§ **Work to do**
Copy every line of the entries below word for word, omitting the pictures.

▬▬▬

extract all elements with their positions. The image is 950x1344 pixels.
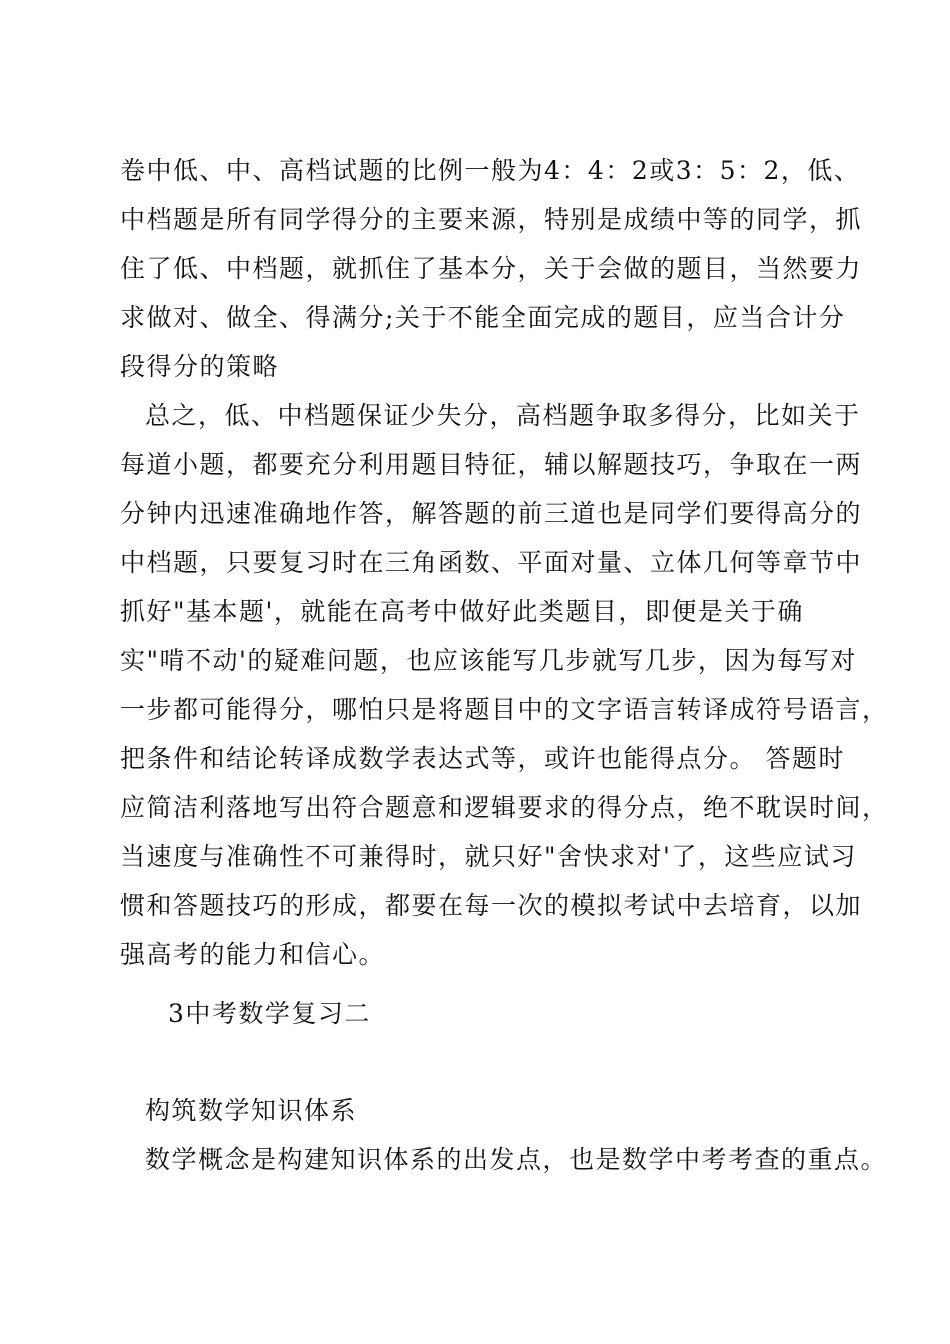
- paragraph-line: 一步都可能得分，哪怕只是将题目中的文字语言转译成符号语言，: [120, 695, 889, 724]
- paragraph-line: 求做对、做全、得满分;关于不能全面完成的题目，应当合计分: [120, 303, 846, 332]
- paragraph-line: 每道小题，都要充分利用题目特征，辅以解题技巧，争取在一两: [120, 450, 863, 479]
- paragraph-line: 惯和答题技巧的形成，都要在每一次的模拟考试中去培育，以加: [120, 891, 863, 920]
- paragraph-line: 当速度与准确性不可兼得时，就只好"舍快求对'了，这些应试习: [120, 842, 857, 871]
- paragraph-line: 卷中低、中、高档试题的比例一般为4：4：2或3：5：2，低、: [120, 156, 861, 185]
- paragraph-line: 把条件和结论转译成数学表达式等，或许也能得点分。 答题时: [120, 744, 845, 773]
- paragraph-line: 应简洁利落地写出符合题意和逻辑要求的得分点，绝不耽误时间，: [120, 793, 889, 822]
- paragraph-line: 段得分的策略: [120, 352, 280, 381]
- section-heading: 3中考数学复习二: [168, 999, 371, 1028]
- paragraph-line: 中档题，只要复习时在三角函数、平面对量、立体几何等章节中: [120, 548, 863, 577]
- paragraph-line: 总之，低、中档题保证少失分，高档题争取多得分，比如关于: [145, 401, 861, 430]
- paragraph-line: 数学概念是构建知识体系的出发点，也是数学中考考查的重点。: [145, 1145, 888, 1174]
- paragraph-line: 中档题是所有同学得分的主要来源，特别是成绩中等的同学，抓: [120, 205, 863, 234]
- paragraph-line: 强高考的能力和信心。: [120, 940, 386, 969]
- paragraph-line: 住了低、中档题，就抓住了基本分，关于会做的题目，当然要力: [120, 254, 863, 283]
- paragraph-line: 分钟内迅速准确地作答，解答题的前三道也是同学们要得高分的: [120, 499, 863, 528]
- subsection-heading: 构筑数学知识体系: [145, 1096, 358, 1125]
- paragraph-line: 抓好"基本题'，就能在高考中做好此类题目，即便是关于确: [120, 597, 804, 626]
- paragraph-line: 实"啃不动'的疑难问题，也应该能写几步就写几步，因为每写对: [120, 646, 857, 675]
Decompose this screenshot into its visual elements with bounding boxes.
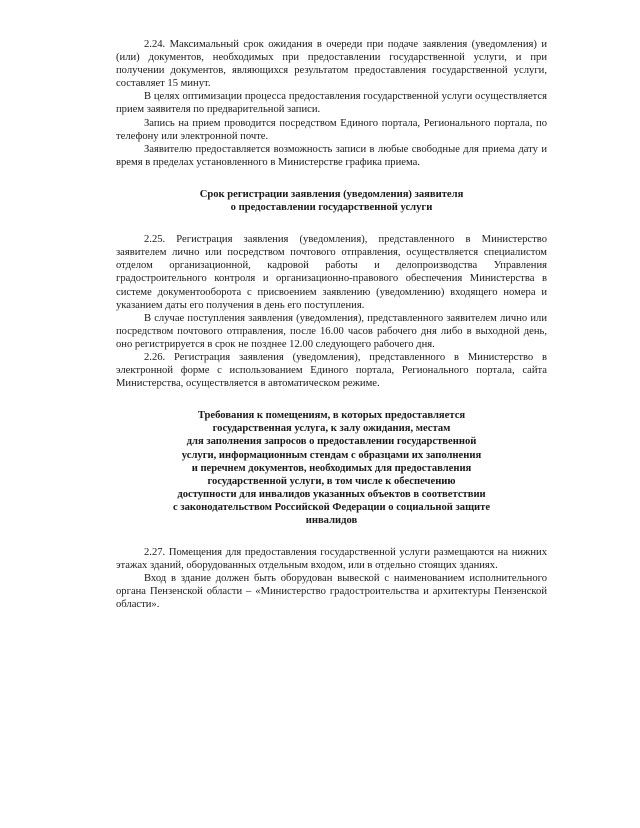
paragraph-2-24-booking: Запись на прием проводится посредством Единого портала, Регионального портала, по телефону или электронной почте. xyxy=(116,117,547,142)
heading-line: Требования к помещениям, в которых предоставляется xyxy=(197,410,466,422)
document-page xyxy=(116,38,547,612)
heading-line: государственной услуги, в том числе к обеспечению xyxy=(207,475,456,487)
heading-line: с законодательством Российской Федерации о социальной защите xyxy=(172,501,491,513)
paragraph-2-24: 2.24. Максимальный срок ожидания в очереди при подаче заявления (уведомления) и (или) документов, необходимых при предоставлении государственной услуги, и при получении документов, являющихся результатом предоставления государственной услуги, составляет 15 минут. xyxy=(116,39,547,90)
paragraph-2-24-optimization: В целях оптимизации процесса предоставления государственной услуги осуществляется прием заявителя по предварительной записи. xyxy=(116,91,547,116)
heading-line: доступности для инвалидов указанных объектов в соответствии xyxy=(177,488,486,500)
heading-line: государственная услуга, к залу ожидания, местам xyxy=(212,423,451,435)
heading-line: инвалидов xyxy=(305,515,358,526)
section-heading-premises xyxy=(116,409,547,527)
heading-line: Срок регистрации заявления (уведомления) заявителя xyxy=(199,188,464,200)
heading-line: и перечнем документов, необходимых для предоставления xyxy=(191,462,472,474)
paragraph-2-25: 2.25. Регистрация заявления (уведомления), представленного в Министерство заявителем лично или посредством почтового отправления, осуществляется специалистом отделом организационной, кадровой работы и делопроизводства Управления градостроительного контроля и организационно-правового обеспечения Министерства в системе документооборота с присвоением заявлению (уведомлению) входящего номера и указанием даты его получения в день его поступления. xyxy=(116,234,547,311)
paragraph-2-24-schedule: Заявителю предоставляется возможность записи в любые свободные для приема дату и время в пределах установленного в Министерстве графика приема. xyxy=(116,143,547,168)
paragraph-2-26: 2.26. Регистрация заявления (уведомления), представленного в Министерство в электронной форме с использованием Единого портала, Регионального портала, сайта Министерства, осуществляется в автоматическом режиме. xyxy=(116,351,547,390)
heading-line: для заполнения запросов о предоставлении государственной xyxy=(186,436,477,448)
heading-line: услуги, информационным стендам с образцами их заполнения xyxy=(181,449,482,461)
section-heading-registration xyxy=(116,188,547,214)
paragraph-2-27: 2.27. Помещения для предоставления государственной услуги размещаются на нижних этажах зданий, оборудованных отдельным входом, или в отдельно стоящих зданиях. xyxy=(116,547,547,572)
heading-line: о предоставлении государственной услуги xyxy=(230,202,433,214)
paragraph-2-25-late: В случае поступления заявления (уведомления), представленного заявителем лично или посредством почтового отправления, после 16.00 часов рабочего дня либо в выходной день, оно регистрируется в срок не позднее 12.00 следующего рабочего дня. xyxy=(116,312,547,350)
paragraph-2-27-entrance: Вход в здание должен быть оборудован вывеской с наименованием исполнительного органа Пензенской области – «Министерство градостроительства и архитектуры Пензенской области». xyxy=(116,573,547,611)
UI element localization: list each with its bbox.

▬▬▬

§ **Complete response**
extract all elements with their positions. The image is 950x1344 pixels.
- paragraph-line: 一步都可能得分，哪怕只是将题目中的文字语言转译成符号语言，: [120, 695, 889, 724]
- paragraph-line: 求做对、做全、得满分;关于不能全面完成的题目，应当合计分: [120, 303, 846, 332]
- paragraph-line: 每道小题，都要充分利用题目特征，辅以解题技巧，争取在一两: [120, 450, 863, 479]
- paragraph-line: 惯和答题技巧的形成，都要在每一次的模拟考试中去培育，以加: [120, 891, 863, 920]
- paragraph-line: 当速度与准确性不可兼得时，就只好"舍快求对'了，这些应试习: [120, 842, 857, 871]
- paragraph-line: 卷中低、中、高档试题的比例一般为4：4：2或3：5：2，低、: [120, 156, 861, 185]
- paragraph-line: 把条件和结论转译成数学表达式等，或许也能得点分。 答题时: [120, 744, 845, 773]
- paragraph-line: 应简洁利落地写出符合题意和逻辑要求的得分点，绝不耽误时间，: [120, 793, 889, 822]
- paragraph-line: 段得分的策略: [120, 352, 280, 381]
- section-heading: 3中考数学复习二: [168, 999, 371, 1028]
- paragraph-line: 中档题，只要复习时在三角函数、平面对量、立体几何等章节中: [120, 548, 863, 577]
- paragraph-line: 总之，低、中档题保证少失分，高档题争取多得分，比如关于: [145, 401, 861, 430]
- paragraph-line: 数学概念是构建知识体系的出发点，也是数学中考考查的重点。: [145, 1145, 888, 1174]
- paragraph-line: 中档题是所有同学得分的主要来源，特别是成绩中等的同学，抓: [120, 205, 863, 234]
- paragraph-line: 强高考的能力和信心。: [120, 940, 386, 969]
- paragraph-line: 住了低、中档题，就抓住了基本分，关于会做的题目，当然要力: [120, 254, 863, 283]
- paragraph-line: 分钟内迅速准确地作答，解答题的前三道也是同学们要得高分的: [120, 499, 863, 528]
- subsection-heading: 构筑数学知识体系: [145, 1096, 358, 1125]
- paragraph-line: 抓好"基本题'，就能在高考中做好此类题目，即便是关于确: [120, 597, 804, 626]
- paragraph-line: 实"啃不动'的疑难问题，也应该能写几步就写几步，因为每写对: [120, 646, 857, 675]
Decompose this screenshot into its visual elements with bounding boxes.
paragraph-2-24-booking: Запись на прием проводится посредством Единого портала, Регионального портала, по телефону или электронной почте. xyxy=(116,117,547,142)
heading-line: Требования к помещениям, в которых предоставляется xyxy=(197,410,466,422)
document-page xyxy=(116,38,547,612)
heading-line: государственной услуги, в том числе к обеспечению xyxy=(207,475,456,487)
heading-line: с законодательством Российской Федерации о социальной защите xyxy=(172,501,491,513)
paragraph-2-24: 2.24. Максимальный срок ожидания в очереди при подаче заявления (уведомления) и (или) документов, необходимых при предоставлении государственной услуги, и при получении документов, являющихся результатом предоставления государственной услуги, составляет 15 минут. xyxy=(116,39,547,90)
paragraph-2-24-optimization: В целях оптимизации процесса предоставления государственной услуги осуществляется прием заявителя по предварительной записи. xyxy=(116,91,547,116)
heading-line: доступности для инвалидов указанных объектов в соответствии xyxy=(177,488,486,500)
heading-line: государственная услуга, к залу ожидания, местам xyxy=(212,423,451,435)
heading-line: инвалидов xyxy=(305,515,358,526)
section-heading-premises xyxy=(116,409,547,527)
heading-line: Срок регистрации заявления (уведомления) заявителя xyxy=(199,188,464,200)
heading-line: и перечнем документов, необходимых для предоставления xyxy=(191,462,472,474)
paragraph-2-25: 2.25. Регистрация заявления (уведомления), представленного в Министерство заявителем лично или посредством почтового отправления, осуществляется специалистом отделом организационной, кадровой работы и делопроизводства Управления градостроительного контроля и организационно-правового обеспечения Министерства в системе документооборота с присвоением заявлению (уведомлению) входящего номера и указанием даты его получения в день его поступления. xyxy=(116,234,547,311)
paragraph-2-24-schedule: Заявителю предоставляется возможность записи в любые свободные для приема дату и время в пределах установленного в Министерстве графика приема. xyxy=(116,143,547,168)
paragraph-2-26: 2.26. Регистрация заявления (уведомления), представленного в Министерство в электронной форме с использованием Единого портала, Регионального портала, сайта Министерства, осуществляется в автоматическом режиме. xyxy=(116,351,547,390)
heading-line: для заполнения запросов о предоставлении государственной xyxy=(186,436,477,448)
heading-line: услуги, информационным стендам с образцами их заполнения xyxy=(181,449,482,461)
section-heading-registration xyxy=(116,188,547,214)
paragraph-2-27: 2.27. Помещения для предоставления государственной услуги размещаются на нижних этажах зданий, оборудованных отдельным входом, или в отдельно стоящих зданиях. xyxy=(116,547,547,572)
heading-line: о предоставлении государственной услуги xyxy=(230,202,433,214)
paragraph-2-25-late: В случае поступления заявления (уведомления), представленного заявителем лично или посредством почтового отправления, после 16.00 часов рабочего дня либо в выходной день, оно регистрируется в срок не позднее 12.00 следующего рабочего дня. xyxy=(116,312,547,350)
paragraph-2-27-entrance: Вход в здание должен быть оборудован вывеской с наименованием исполнительного органа Пензенской области – «Министерство градостроительства и архитектуры Пензенской области». xyxy=(116,573,547,611)
UI element localization: list each with its bbox.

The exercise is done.